▶ _Aim of the task_
Pick every line from the data that holds the word "name".

▶ _Dataset extract_
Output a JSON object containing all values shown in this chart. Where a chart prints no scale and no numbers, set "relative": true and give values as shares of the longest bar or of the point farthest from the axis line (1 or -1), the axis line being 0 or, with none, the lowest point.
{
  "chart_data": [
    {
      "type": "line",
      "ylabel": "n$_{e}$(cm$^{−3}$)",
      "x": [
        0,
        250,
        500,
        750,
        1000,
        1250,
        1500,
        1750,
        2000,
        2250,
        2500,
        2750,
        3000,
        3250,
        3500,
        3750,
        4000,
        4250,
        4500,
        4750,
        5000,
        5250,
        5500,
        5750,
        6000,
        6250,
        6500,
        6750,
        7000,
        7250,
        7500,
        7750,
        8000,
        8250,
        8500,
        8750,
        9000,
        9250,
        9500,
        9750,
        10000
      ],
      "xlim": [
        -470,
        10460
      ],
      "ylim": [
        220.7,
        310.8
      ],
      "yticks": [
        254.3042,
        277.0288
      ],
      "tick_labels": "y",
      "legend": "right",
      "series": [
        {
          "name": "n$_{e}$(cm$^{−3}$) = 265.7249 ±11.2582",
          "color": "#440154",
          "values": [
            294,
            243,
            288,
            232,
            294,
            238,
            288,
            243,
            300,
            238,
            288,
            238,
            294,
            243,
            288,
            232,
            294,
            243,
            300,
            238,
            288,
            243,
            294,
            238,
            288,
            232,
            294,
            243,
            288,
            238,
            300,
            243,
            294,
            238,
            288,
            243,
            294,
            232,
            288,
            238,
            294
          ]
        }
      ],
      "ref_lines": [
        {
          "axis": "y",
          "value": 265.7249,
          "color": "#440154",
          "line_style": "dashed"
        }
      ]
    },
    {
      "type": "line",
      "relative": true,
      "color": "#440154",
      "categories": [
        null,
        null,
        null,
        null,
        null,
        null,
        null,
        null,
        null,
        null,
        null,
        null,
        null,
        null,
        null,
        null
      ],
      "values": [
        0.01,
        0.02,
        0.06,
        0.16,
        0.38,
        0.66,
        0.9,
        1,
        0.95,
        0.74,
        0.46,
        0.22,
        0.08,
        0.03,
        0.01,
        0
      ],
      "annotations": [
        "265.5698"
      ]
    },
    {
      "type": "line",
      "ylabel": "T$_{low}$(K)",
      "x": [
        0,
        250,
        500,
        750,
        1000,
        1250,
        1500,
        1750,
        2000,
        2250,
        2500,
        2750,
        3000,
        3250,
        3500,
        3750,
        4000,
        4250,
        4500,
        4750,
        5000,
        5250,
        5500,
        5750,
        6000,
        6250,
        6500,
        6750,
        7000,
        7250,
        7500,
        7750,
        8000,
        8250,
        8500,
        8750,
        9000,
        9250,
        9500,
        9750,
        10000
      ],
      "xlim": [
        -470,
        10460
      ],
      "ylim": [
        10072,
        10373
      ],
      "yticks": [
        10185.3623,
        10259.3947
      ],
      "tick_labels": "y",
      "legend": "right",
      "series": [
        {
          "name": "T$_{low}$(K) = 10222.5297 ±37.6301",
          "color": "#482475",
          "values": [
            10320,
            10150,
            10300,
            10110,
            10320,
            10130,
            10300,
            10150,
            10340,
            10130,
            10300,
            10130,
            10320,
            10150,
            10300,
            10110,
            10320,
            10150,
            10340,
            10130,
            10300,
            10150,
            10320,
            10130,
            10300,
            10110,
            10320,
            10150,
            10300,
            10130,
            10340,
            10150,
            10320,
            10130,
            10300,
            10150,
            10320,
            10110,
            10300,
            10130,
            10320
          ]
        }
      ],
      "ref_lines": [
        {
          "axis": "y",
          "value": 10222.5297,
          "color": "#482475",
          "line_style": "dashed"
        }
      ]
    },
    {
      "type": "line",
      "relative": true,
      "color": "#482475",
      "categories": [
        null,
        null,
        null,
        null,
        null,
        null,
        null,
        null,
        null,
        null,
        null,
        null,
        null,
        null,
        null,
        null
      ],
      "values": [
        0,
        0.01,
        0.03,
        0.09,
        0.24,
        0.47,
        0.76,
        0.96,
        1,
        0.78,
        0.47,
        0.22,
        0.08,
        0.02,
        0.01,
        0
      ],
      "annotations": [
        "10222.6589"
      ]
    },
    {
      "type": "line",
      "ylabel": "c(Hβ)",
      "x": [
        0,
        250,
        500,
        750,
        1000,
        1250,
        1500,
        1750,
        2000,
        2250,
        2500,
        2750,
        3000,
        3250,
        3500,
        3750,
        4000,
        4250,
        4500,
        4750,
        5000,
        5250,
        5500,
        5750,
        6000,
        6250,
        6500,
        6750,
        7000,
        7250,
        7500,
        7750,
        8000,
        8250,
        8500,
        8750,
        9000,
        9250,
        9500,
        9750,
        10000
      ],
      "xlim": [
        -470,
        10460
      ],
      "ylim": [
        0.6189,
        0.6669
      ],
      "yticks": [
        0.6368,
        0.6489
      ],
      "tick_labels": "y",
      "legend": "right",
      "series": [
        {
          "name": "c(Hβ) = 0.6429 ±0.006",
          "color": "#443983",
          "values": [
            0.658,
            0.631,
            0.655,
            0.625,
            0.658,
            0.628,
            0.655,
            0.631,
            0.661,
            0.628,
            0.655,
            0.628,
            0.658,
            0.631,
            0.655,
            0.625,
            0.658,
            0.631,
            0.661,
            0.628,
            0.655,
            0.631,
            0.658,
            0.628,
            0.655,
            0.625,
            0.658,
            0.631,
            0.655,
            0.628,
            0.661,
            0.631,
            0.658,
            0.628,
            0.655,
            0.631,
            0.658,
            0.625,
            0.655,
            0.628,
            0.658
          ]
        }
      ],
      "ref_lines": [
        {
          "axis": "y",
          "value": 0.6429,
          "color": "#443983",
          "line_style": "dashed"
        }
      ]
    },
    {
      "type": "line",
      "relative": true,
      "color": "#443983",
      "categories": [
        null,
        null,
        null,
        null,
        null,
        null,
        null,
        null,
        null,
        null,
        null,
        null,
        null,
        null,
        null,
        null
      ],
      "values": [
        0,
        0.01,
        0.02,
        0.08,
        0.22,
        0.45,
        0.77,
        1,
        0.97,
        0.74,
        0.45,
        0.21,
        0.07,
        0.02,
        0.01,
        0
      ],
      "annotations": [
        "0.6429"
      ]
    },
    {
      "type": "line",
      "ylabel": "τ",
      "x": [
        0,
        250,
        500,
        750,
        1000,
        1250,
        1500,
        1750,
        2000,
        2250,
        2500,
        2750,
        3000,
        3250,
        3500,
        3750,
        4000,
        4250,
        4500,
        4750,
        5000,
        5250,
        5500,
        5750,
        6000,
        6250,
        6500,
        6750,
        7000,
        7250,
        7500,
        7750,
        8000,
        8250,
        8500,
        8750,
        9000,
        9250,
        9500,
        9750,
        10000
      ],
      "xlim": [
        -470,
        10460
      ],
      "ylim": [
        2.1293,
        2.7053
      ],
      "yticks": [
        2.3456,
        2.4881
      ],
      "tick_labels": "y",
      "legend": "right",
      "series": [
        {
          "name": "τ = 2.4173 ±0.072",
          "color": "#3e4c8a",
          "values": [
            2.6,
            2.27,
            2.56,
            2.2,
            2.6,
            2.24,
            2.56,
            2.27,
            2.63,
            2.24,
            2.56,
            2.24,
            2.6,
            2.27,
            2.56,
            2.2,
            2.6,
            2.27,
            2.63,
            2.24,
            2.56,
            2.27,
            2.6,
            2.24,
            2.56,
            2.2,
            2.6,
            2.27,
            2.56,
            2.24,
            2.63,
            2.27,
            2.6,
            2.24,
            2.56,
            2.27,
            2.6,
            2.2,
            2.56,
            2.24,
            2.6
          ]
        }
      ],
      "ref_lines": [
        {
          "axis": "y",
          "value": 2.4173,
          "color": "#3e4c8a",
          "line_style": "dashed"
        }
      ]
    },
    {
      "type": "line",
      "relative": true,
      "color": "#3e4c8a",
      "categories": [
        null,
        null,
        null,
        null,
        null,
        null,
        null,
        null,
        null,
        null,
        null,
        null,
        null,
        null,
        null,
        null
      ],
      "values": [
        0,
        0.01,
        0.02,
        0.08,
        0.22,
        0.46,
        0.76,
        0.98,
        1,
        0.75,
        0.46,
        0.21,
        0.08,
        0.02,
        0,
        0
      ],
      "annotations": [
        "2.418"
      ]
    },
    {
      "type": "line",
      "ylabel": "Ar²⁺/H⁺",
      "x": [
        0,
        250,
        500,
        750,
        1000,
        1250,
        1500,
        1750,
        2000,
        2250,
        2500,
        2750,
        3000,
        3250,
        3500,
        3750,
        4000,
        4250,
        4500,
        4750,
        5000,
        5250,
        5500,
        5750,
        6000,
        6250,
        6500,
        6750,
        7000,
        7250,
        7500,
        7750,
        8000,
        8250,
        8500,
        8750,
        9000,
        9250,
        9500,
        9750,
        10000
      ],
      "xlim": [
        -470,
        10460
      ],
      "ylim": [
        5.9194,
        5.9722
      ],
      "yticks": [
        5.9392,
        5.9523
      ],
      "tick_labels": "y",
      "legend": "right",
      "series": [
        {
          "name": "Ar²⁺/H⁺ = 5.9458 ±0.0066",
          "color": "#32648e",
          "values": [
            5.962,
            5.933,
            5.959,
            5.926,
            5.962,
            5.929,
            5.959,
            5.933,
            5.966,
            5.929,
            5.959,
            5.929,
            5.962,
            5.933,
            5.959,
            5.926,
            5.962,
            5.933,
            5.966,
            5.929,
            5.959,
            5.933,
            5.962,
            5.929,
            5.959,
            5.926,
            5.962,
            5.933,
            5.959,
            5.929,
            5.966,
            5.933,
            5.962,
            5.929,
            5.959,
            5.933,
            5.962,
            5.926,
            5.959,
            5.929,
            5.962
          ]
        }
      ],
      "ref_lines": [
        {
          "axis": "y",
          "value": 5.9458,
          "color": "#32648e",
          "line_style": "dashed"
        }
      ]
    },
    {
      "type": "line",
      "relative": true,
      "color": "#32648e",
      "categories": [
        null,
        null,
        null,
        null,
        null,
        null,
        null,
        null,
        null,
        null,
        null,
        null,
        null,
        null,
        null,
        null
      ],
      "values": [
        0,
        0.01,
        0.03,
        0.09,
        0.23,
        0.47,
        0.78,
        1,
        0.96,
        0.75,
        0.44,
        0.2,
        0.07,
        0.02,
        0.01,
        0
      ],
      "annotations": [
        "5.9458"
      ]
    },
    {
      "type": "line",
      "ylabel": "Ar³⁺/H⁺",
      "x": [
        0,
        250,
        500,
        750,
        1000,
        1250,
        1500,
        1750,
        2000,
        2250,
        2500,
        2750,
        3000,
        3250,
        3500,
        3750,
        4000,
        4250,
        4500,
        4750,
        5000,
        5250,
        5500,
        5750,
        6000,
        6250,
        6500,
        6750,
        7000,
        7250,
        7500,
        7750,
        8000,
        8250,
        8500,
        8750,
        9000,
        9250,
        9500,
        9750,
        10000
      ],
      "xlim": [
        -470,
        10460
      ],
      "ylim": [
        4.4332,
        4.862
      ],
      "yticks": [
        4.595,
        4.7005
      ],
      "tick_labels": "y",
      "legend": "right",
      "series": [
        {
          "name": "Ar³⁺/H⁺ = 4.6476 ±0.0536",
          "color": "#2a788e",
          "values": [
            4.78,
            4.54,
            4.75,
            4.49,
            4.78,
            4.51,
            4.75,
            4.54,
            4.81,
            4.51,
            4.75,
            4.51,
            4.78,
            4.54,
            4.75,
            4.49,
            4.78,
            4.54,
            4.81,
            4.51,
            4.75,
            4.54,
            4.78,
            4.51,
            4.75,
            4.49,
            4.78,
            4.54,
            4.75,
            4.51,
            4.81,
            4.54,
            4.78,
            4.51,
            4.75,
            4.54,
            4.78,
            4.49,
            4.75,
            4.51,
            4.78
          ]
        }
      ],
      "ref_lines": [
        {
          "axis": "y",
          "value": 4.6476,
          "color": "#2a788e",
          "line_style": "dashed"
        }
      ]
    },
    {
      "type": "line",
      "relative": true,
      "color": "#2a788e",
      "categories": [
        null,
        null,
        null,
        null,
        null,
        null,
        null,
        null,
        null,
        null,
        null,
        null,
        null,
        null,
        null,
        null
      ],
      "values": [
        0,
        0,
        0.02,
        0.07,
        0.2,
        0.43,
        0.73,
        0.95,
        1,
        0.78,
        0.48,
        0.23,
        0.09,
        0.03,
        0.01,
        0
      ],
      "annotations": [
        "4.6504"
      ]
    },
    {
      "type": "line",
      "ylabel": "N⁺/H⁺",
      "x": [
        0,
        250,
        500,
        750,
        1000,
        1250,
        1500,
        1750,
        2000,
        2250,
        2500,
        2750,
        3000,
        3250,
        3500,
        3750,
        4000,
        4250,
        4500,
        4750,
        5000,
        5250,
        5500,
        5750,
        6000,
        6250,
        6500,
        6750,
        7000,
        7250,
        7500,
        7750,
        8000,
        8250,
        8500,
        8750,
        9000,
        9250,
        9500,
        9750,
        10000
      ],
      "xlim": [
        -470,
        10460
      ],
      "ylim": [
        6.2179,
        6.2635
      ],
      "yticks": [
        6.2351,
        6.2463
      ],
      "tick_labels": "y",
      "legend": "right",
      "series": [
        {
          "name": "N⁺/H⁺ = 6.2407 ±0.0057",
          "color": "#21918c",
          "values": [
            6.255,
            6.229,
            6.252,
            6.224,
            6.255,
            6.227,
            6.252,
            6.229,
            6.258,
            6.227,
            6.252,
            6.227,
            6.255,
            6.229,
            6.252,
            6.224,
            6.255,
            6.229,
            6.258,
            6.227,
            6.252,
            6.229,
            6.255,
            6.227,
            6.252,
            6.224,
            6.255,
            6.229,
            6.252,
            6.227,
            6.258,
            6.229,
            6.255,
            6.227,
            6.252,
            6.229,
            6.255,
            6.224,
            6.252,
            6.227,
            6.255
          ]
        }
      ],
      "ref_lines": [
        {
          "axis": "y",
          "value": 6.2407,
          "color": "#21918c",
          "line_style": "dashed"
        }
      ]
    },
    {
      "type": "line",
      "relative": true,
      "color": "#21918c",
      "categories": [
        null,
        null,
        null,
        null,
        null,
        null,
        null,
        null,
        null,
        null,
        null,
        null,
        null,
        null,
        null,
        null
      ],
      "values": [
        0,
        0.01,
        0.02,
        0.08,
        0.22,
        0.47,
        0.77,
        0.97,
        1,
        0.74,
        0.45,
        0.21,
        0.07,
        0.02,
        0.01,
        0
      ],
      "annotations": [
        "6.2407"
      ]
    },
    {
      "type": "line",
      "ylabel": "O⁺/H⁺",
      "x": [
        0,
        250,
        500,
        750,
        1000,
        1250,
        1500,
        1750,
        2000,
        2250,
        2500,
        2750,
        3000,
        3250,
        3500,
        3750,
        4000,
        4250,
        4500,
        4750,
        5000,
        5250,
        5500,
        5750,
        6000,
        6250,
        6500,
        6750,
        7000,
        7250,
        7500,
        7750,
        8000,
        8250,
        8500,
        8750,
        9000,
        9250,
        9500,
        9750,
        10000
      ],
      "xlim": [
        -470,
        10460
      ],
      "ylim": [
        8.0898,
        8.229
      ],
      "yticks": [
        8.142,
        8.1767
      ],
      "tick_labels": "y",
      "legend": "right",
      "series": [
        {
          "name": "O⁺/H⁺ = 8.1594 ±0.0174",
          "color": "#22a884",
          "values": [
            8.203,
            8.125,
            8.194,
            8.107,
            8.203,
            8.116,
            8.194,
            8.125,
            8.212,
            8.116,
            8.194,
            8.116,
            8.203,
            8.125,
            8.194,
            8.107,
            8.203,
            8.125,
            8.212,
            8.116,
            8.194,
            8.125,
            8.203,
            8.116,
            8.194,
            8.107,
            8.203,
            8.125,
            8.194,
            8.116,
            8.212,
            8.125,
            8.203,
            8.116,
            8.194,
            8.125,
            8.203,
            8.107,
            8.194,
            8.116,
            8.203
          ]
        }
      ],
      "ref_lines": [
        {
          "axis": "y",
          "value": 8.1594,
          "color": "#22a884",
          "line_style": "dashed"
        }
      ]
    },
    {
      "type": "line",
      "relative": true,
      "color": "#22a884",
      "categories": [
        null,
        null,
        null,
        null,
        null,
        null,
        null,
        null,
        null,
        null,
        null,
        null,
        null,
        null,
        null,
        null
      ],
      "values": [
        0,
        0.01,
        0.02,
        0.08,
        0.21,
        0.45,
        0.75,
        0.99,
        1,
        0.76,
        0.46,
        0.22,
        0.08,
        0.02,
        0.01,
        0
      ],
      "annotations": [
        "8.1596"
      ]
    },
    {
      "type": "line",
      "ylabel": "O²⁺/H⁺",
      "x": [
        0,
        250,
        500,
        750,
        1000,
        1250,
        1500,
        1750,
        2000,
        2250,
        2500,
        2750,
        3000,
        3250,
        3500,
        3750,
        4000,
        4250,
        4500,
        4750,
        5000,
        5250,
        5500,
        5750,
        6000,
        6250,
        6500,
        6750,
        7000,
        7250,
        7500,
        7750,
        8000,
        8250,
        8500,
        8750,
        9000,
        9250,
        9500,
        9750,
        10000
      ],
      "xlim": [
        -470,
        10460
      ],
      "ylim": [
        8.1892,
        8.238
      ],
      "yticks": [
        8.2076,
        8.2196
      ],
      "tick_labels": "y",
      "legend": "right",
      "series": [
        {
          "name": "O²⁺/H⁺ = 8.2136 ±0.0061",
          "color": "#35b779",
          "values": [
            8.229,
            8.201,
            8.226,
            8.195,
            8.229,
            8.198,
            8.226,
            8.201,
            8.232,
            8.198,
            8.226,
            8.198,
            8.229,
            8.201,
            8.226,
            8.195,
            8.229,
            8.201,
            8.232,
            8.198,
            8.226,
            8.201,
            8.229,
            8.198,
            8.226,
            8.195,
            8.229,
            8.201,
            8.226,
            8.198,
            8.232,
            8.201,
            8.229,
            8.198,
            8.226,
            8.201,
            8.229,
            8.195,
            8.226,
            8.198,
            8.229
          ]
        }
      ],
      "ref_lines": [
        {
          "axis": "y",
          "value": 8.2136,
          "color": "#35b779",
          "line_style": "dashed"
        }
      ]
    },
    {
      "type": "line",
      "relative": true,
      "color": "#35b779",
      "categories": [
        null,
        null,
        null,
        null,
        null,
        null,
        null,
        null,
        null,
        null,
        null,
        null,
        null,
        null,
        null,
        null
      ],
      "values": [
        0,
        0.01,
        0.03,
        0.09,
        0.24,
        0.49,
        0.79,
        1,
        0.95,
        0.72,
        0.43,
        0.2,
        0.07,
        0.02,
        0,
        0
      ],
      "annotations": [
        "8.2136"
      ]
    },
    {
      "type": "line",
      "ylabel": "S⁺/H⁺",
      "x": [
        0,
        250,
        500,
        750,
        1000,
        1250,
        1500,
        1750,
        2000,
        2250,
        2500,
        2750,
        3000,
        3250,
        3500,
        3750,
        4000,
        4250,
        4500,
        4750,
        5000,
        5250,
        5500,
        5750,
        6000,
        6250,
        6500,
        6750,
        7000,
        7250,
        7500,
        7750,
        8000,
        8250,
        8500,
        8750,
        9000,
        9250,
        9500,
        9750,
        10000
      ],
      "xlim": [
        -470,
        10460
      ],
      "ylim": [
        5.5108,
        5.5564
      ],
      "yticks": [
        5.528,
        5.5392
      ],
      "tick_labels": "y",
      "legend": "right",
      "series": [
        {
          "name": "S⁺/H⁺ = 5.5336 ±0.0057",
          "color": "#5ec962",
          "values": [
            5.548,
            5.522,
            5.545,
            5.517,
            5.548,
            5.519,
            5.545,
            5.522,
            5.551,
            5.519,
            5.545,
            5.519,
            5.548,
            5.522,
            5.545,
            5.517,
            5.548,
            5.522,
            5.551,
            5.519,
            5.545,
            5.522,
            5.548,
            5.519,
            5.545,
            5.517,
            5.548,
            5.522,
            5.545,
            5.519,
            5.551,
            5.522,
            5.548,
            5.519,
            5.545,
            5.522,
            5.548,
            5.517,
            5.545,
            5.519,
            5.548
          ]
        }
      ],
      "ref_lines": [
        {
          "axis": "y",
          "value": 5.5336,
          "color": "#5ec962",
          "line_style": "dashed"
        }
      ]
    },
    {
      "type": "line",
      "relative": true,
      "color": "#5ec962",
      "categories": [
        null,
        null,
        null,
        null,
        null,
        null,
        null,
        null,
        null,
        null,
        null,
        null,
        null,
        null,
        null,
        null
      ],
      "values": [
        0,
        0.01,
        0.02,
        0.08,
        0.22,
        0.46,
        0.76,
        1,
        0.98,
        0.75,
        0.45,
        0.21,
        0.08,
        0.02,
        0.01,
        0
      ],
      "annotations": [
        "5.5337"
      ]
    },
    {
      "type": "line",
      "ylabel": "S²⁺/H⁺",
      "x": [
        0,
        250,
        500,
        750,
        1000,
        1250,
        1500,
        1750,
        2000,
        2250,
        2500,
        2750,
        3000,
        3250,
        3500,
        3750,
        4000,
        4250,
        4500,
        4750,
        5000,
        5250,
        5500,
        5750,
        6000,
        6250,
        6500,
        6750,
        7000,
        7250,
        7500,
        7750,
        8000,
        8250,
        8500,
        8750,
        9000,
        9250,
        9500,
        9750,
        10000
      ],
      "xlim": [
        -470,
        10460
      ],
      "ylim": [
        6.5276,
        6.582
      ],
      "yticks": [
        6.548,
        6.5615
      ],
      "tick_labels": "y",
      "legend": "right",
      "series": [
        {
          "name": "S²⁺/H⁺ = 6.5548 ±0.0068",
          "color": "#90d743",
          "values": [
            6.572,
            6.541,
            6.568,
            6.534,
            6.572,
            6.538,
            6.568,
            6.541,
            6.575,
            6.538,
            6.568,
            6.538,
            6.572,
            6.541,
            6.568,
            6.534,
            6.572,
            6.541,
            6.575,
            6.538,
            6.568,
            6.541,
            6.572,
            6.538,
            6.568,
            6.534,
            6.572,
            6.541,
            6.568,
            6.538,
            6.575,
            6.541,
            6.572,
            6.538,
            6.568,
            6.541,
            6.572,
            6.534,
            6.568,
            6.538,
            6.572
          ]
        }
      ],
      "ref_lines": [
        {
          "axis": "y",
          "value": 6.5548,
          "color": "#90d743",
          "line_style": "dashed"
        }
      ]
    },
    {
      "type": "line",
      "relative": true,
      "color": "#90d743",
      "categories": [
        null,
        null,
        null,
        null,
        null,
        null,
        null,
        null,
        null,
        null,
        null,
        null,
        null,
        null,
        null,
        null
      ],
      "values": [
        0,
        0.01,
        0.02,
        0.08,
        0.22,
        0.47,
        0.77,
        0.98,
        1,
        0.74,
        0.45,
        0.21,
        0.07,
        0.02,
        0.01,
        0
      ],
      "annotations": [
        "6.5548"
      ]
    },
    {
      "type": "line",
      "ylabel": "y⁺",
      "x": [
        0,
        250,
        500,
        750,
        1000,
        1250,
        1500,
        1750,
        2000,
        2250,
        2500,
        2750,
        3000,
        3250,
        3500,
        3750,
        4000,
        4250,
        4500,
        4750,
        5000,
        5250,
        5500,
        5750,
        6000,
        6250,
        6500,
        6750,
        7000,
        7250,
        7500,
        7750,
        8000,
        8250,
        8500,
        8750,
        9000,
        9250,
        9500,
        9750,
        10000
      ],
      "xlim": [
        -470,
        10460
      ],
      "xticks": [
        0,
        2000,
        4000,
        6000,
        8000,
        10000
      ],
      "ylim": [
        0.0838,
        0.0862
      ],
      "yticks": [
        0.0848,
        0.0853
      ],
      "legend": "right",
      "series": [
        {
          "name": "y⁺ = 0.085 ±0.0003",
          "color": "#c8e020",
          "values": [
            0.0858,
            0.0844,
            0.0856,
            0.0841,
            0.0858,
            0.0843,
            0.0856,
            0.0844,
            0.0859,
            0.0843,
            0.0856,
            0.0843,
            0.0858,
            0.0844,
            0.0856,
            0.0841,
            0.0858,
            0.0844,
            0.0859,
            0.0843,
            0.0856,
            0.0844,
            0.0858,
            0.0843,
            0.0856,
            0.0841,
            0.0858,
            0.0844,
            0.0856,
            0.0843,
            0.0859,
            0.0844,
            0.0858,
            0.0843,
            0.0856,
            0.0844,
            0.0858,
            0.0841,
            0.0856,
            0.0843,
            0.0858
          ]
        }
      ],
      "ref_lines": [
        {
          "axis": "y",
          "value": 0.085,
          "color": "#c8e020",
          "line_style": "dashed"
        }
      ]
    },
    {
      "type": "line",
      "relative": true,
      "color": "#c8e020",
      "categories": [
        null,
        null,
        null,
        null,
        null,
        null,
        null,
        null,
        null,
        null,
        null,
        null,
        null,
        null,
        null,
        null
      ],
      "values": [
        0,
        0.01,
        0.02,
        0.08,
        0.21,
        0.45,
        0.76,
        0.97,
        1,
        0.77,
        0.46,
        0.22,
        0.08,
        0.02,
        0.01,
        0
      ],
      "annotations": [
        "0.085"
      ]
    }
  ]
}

▶ _Correct result_
          "name": "n$_{e}$(cm$^{−3}$) = 265.7249 ±11.2582",
          "name": "T$_{low}$(K) = 10222.5297 ±37.6301",
          "name": "c(Hβ) = 0.6429 ±0.006",
          "name": "τ = 2.4173 ±0.072",
          "name": "Ar²⁺/H⁺ = 5.9458 ±0.0066",
          "name": "Ar³⁺/H⁺ = 4.6476 ±0.0536",
          "name": "N⁺/H⁺ = 6.2407 ±0.0057",
          "name": "O⁺/H⁺ = 8.1594 ±0.0174",
          "name": "O²⁺/H⁺ = 8.2136 ±0.0061",
          "name": "S⁺/H⁺ = 5.5336 ±0.0057",
          "name": "S²⁺/H⁺ = 6.5548 ±0.0068",
          "name": "y⁺ = 0.085 ±0.0003",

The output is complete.